_Requirement_
Copy out the entries word for word, starting at the line containing "x-tick-label: 30 — [1204, 409, 1225, 433]" and ending at the line containing "y-axis-title: surfaces (%) — [669, 157, 694, 268]", with both of those lines included.

Listings of regions and labels:

+===+

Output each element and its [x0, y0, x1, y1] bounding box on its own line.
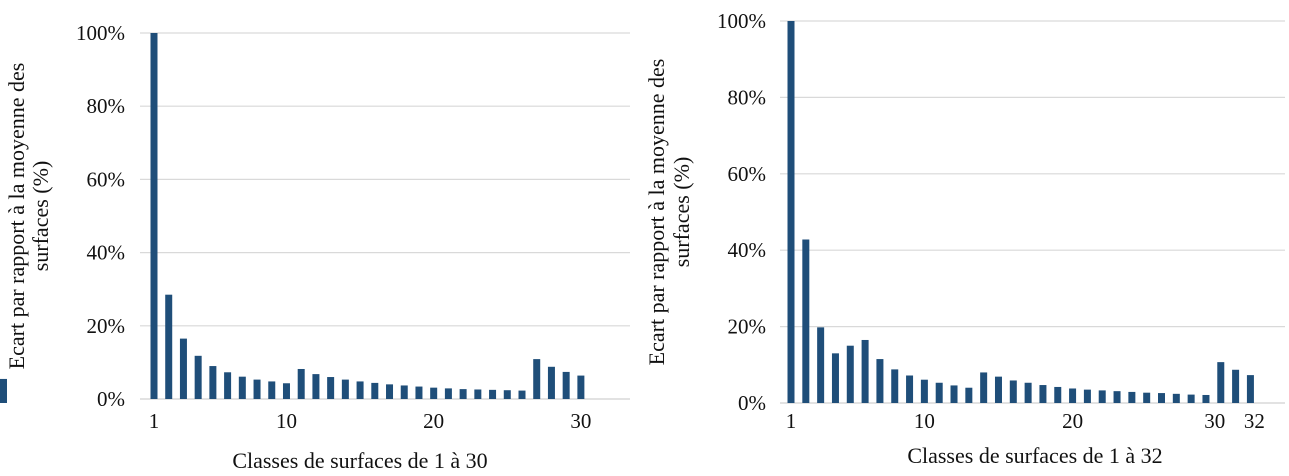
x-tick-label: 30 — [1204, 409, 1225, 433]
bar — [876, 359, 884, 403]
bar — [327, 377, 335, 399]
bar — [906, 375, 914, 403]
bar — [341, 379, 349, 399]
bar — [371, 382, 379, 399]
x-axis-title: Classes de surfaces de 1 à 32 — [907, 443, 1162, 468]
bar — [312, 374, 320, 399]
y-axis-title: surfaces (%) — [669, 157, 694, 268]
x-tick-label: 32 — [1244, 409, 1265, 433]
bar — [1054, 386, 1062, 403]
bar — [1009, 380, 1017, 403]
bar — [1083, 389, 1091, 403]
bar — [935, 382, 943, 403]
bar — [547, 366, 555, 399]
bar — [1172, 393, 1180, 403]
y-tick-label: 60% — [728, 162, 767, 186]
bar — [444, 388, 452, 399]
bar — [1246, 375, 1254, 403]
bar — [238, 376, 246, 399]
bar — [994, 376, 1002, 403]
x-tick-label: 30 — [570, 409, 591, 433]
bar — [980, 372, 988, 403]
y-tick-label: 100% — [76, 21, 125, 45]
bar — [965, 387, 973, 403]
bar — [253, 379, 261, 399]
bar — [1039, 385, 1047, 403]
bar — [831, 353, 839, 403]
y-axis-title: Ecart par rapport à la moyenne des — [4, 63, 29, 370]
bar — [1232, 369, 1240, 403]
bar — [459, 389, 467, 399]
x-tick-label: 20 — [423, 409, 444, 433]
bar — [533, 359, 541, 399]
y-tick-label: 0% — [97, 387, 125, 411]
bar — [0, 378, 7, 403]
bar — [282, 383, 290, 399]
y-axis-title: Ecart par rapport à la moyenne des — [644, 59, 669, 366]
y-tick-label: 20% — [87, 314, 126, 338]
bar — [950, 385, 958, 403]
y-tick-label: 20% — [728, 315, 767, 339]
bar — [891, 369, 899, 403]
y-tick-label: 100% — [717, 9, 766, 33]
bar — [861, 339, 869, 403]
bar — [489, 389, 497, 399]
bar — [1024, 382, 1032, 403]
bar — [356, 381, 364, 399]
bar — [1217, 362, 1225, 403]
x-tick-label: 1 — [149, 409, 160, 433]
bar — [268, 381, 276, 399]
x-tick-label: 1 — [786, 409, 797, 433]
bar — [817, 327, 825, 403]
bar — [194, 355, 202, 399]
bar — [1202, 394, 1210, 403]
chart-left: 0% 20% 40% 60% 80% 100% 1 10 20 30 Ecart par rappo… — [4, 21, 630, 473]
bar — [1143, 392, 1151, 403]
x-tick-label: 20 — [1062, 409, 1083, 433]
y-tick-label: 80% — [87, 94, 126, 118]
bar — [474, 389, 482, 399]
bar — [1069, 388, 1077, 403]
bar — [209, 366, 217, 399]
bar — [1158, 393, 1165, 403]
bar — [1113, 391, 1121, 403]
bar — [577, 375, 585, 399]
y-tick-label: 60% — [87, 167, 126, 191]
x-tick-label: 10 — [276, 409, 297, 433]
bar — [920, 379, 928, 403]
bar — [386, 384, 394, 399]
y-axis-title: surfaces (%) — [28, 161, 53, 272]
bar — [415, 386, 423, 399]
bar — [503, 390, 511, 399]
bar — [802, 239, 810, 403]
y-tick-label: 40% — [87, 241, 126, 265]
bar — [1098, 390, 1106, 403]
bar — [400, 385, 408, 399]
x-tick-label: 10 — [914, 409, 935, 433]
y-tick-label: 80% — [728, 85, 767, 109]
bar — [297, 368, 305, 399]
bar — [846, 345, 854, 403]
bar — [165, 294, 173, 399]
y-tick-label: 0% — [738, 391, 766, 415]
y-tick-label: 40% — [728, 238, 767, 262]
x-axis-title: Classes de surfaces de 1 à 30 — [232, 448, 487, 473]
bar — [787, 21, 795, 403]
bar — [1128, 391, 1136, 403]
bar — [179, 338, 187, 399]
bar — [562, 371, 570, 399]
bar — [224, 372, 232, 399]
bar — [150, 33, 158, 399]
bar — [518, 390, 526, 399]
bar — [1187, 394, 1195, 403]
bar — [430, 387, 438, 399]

+===+

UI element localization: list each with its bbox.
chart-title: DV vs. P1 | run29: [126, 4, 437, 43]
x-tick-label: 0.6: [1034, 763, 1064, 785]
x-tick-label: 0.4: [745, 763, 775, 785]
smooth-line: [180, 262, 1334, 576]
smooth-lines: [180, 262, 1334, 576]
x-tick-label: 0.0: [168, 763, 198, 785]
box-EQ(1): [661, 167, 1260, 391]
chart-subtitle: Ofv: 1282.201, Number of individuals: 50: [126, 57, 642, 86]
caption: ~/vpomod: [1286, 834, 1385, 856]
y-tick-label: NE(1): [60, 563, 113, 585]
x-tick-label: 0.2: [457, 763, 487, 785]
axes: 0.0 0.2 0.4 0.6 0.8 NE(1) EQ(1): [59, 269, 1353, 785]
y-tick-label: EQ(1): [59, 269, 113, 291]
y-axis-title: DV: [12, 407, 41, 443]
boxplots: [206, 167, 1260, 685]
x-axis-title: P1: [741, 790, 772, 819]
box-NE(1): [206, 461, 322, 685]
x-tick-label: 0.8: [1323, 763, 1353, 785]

+===+

_Task response_
x-tick-label: 30 — [1204, 409, 1225, 433]
bar — [876, 359, 884, 403]
bar — [327, 377, 335, 399]
bar — [906, 375, 914, 403]
bar — [341, 379, 349, 399]
bar — [371, 382, 379, 399]
x-axis-title: Classes de surfaces de 1 à 32 — [907, 443, 1162, 468]
bar — [312, 374, 320, 399]
y-axis-title: surfaces (%) — [669, 157, 694, 268]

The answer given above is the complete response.